→ Goal
Go through the data below. Pull out every line that has the word "this".

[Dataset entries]
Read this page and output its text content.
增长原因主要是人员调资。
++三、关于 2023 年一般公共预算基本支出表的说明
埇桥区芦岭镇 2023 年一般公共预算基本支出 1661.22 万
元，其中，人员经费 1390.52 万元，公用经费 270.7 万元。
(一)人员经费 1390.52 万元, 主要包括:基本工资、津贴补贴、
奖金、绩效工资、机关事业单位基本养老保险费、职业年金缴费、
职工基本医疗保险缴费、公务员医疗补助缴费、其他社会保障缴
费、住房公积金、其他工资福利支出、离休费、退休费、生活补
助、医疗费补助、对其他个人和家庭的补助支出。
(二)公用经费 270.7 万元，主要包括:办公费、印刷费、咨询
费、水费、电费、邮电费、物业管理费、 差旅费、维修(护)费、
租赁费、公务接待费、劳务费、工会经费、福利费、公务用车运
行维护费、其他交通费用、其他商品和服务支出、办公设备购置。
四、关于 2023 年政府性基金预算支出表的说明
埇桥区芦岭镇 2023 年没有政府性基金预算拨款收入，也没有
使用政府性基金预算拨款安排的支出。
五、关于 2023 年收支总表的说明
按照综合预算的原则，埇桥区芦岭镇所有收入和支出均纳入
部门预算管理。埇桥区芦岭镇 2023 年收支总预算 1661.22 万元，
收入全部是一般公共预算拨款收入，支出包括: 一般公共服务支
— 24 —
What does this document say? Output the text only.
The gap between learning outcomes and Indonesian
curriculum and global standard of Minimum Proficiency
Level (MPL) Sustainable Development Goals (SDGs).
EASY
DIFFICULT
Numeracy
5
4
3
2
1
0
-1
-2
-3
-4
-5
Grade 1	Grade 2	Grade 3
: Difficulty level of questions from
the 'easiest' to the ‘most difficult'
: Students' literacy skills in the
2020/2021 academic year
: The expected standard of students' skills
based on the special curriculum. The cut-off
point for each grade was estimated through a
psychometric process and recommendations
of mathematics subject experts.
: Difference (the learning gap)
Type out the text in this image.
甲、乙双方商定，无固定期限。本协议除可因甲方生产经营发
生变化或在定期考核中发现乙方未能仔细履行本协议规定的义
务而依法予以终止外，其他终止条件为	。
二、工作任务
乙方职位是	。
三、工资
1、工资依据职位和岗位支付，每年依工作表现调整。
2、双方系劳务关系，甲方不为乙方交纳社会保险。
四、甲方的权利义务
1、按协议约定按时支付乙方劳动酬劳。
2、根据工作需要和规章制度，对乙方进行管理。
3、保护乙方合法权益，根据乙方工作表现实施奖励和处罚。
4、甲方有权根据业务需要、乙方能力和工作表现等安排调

→ Solution below
Read this page and output its text content.
What does this document say? Output the text only.
Type out the text in this image.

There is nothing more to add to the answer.